- [GOAL] Return the full listing exactly as it is written.

───── TASK DATA

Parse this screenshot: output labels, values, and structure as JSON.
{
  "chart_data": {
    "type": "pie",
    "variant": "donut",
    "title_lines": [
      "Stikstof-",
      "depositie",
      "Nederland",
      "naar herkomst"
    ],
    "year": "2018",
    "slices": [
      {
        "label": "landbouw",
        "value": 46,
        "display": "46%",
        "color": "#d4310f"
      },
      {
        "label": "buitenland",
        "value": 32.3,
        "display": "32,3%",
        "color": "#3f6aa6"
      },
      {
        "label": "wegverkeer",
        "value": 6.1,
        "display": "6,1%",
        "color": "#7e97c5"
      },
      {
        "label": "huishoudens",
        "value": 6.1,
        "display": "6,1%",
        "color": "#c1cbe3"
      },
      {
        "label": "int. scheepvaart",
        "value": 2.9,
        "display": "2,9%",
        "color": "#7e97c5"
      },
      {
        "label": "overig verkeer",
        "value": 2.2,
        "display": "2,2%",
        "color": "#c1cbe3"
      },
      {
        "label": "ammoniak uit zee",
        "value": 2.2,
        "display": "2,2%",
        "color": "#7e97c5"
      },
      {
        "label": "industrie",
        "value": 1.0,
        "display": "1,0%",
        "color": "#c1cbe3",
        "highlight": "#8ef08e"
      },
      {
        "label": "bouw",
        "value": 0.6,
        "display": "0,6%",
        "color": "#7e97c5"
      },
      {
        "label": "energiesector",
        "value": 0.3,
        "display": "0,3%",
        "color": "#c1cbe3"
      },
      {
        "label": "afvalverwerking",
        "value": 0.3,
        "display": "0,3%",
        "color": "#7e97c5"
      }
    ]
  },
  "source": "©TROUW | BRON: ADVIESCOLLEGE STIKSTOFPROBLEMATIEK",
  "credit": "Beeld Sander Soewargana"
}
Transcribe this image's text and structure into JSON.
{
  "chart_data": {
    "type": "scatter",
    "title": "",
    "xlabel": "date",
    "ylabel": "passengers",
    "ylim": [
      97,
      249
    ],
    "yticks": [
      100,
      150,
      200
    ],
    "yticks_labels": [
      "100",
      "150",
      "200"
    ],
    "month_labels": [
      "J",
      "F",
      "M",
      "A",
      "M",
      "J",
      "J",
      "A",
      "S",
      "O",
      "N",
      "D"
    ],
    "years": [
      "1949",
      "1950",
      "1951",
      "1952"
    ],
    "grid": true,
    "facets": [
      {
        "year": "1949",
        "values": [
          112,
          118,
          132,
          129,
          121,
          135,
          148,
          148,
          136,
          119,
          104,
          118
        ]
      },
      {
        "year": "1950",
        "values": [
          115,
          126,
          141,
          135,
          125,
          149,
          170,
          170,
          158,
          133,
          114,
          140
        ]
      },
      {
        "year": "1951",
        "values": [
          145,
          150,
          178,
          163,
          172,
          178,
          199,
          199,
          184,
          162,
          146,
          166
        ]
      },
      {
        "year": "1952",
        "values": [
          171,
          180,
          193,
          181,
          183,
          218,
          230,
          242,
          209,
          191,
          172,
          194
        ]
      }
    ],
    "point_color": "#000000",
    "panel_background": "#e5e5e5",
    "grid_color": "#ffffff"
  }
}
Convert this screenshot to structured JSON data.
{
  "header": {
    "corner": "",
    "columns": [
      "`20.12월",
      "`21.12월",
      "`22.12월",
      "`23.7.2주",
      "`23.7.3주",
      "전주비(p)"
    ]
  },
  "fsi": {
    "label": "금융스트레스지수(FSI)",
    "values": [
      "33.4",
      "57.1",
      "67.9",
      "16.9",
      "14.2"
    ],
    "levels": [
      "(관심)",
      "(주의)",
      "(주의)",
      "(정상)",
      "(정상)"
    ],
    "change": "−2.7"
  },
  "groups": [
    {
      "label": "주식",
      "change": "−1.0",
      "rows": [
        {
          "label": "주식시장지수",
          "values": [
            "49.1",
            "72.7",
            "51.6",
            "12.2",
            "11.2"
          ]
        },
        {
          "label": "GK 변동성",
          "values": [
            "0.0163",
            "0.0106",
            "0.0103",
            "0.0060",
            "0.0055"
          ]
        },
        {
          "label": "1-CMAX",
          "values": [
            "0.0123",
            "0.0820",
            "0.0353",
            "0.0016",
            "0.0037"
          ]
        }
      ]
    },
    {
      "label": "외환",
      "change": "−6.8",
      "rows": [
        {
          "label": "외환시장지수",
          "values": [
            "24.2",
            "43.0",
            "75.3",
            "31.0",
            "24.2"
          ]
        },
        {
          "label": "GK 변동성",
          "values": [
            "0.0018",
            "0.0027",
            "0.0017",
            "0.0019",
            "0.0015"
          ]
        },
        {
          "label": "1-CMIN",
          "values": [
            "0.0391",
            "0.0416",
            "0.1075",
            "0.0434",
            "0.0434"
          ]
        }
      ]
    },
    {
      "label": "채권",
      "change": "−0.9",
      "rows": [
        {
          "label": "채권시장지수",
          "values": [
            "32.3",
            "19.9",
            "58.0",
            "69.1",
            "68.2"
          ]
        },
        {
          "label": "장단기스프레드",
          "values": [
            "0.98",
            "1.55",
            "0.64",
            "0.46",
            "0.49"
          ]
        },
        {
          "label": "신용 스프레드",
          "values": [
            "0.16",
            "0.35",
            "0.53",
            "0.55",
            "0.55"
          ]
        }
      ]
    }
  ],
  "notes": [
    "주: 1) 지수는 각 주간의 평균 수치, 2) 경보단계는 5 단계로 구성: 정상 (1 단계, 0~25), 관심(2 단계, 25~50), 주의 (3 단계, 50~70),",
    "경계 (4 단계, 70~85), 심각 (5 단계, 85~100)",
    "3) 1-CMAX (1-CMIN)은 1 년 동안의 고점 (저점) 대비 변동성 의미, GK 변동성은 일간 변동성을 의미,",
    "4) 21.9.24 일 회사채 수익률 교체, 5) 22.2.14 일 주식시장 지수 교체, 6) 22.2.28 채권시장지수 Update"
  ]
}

──────────

- [THE ANSWER]
Parse this screenshot: output labels, values, and structure as JSON.
{
  "chart_data": {
    "type": "pie",
    "variant": "donut",
    "title_lines": [
      "Stikstof-",
      "depositie",
      "Nederland",
      "naar herkomst"
    ],
    "year": "2018",
    "slices": [
      {
        "label": "landbouw",
        "value": 46,
        "display": "46%",
        "color": "#d4310f"
      },
      {
        "label": "buitenland",
        "value": 32.3,
        "display": "32,3%",
        "color": "#3f6aa6"
      },
      {
        "label": "wegverkeer",
        "value": 6.1,
        "display": "6,1%",
        "color": "#7e97c5"
      },
      {
        "label": "huishoudens",
        "value": 6.1,
        "display": "6,1%",
        "color": "#c1cbe3"
      },
      {
        "label": "int. scheepvaart",
        "value": 2.9,
        "display": "2,9%",
        "color": "#7e97c5"
      },
      {
        "label": "overig verkeer",
        "value": 2.2,
        "display": "2,2%",
        "color": "#c1cbe3"
      },
      {
        "label": "ammoniak uit zee",
        "value": 2.2,
        "display": "2,2%",
        "color": "#7e97c5"
      },
      {
        "label": "industrie",
        "value": 1.0,
        "display": "1,0%",
        "color": "#c1cbe3",
        "highlight": "#8ef08e"
      },
      {
        "label": "bouw",
        "value": 0.6,
        "display": "0,6%",
        "color": "#7e97c5"
      },
      {
        "label": "energiesector",
        "value": 0.3,
        "display": "0,3%",
        "color": "#c1cbe3"
      },
      {
        "label": "afvalverwerking",
        "value": 0.3,
        "display": "0,3%",
        "color": "#7e97c5"
      }
    ]
  },
  "source": "©TROUW | BRON: ADVIESCOLLEGE STIKSTOFPROBLEMATIEK",
  "credit": "Beeld Sander Soewargana"
}
Transcribe this image's text and structure into JSON.
{
  "chart_data": {
    "type": "scatter",
    "title": "",
    "xlabel": "date",
    "ylabel": "passengers",
    "ylim": [
      97,
      249
    ],
    "yticks": [
      100,
      150,
      200
    ],
    "yticks_labels": [
      "100",
      "150",
      "200"
    ],
    "month_labels": [
      "J",
      "F",
      "M",
      "A",
      "M",
      "J",
      "J",
      "A",
      "S",
      "O",
      "N",
      "D"
    ],
    "years": [
      "1949",
      "1950",
      "1951",
      "1952"
    ],
    "grid": true,
    "facets": [
      {
        "year": "1949",
        "values": [
          112,
          118,
          132,
          129,
          121,
          135,
          148,
          148,
          136,
          119,
          104,
          118
        ]
      },
      {
        "year": "1950",
        "values": [
          115,
          126,
          141,
          135,
          125,
          149,
          170,
          170,
          158,
          133,
          114,
          140
        ]
      },
      {
        "year": "1951",
        "values": [
          145,
          150,
          178,
          163,
          172,
          178,
          199,
          199,
          184,
          162,
          146,
          166
        ]
      },
      {
        "year": "1952",
        "values": [
          171,
          180,
          193,
          181,
          183,
          218,
          230,
          242,
          209,
          191,
          172,
          194
        ]
      }
    ],
    "point_color": "#000000",
    "panel_background": "#e5e5e5",
    "grid_color": "#ffffff"
  }
}
Convert this screenshot to structured JSON data.
{
  "header": {
    "corner": "",
    "columns": [
      "`20.12월",
      "`21.12월",
      "`22.12월",
      "`23.7.2주",
      "`23.7.3주",
      "전주비(p)"
    ]
  },
  "fsi": {
    "label": "금융스트레스지수(FSI)",
    "values": [
      "33.4",
      "57.1",
      "67.9",
      "16.9",
      "14.2"
    ],
    "levels": [
      "(관심)",
      "(주의)",
      "(주의)",
      "(정상)",
      "(정상)"
    ],
    "change": "−2.7"
  },
  "groups": [
    {
      "label": "주식",
      "change": "−1.0",
      "rows": [
        {
          "label": "주식시장지수",
          "values": [
            "49.1",
            "72.7",
            "51.6",
            "12.2",
            "11.2"
          ]
        },
        {
          "label": "GK 변동성",
          "values": [
            "0.0163",
            "0.0106",
            "0.0103",
            "0.0060",
            "0.0055"
          ]
        },
        {
          "label": "1-CMAX",
          "values": [
            "0.0123",
            "0.0820",
            "0.0353",
            "0.0016",
            "0.0037"
          ]
        }
      ]
    },
    {
      "label": "외환",
      "change": "−6.8",
      "rows": [
        {
          "label": "외환시장지수",
          "values": [
            "24.2",
            "43.0",
            "75.3",
            "31.0",
            "24.2"
          ]
        },
        {
          "label": "GK 변동성",
          "values": [
            "0.0018",
            "0.0027",
            "0.0017",
            "0.0019",
            "0.0015"
          ]
        },
        {
          "label": "1-CMIN",
          "values": [
            "0.0391",
            "0.0416",
            "0.1075",
            "0.0434",
            "0.0434"
          ]
        }
      ]
    },
    {
      "label": "채권",
      "change": "−0.9",
      "rows": [
        {
          "label": "채권시장지수",
          "values": [
            "32.3",
            "19.9",
            "58.0",
            "69.1",
            "68.2"
          ]
        },
        {
          "label": "장단기스프레드",
          "values": [
            "0.98",
            "1.55",
            "0.64",
            "0.46",
            "0.49"
          ]
        },
        {
          "label": "신용 스프레드",
          "values": [
            "0.16",
            "0.35",
            "0.53",
            "0.55",
            "0.55"
          ]
        }
      ]
    }
  ],
  "notes": [
    "주: 1) 지수는 각 주간의 평균 수치, 2) 경보단계는 5 단계로 구성: 정상 (1 단계, 0~25), 관심(2 단계, 25~50), 주의 (3 단계, 50~70),",
    "경계 (4 단계, 70~85), 심각 (5 단계, 85~100)",
    "3) 1-CMAX (1-CMIN)은 1 년 동안의 고점 (저점) 대비 변동성 의미, GK 변동성은 일간 변동성을 의미,",
    "4) 21.9.24 일 회사채 수익률 교체, 5) 22.2.14 일 주식시장 지수 교체, 6) 22.2.28 채권시장지수 Update"
  ]
}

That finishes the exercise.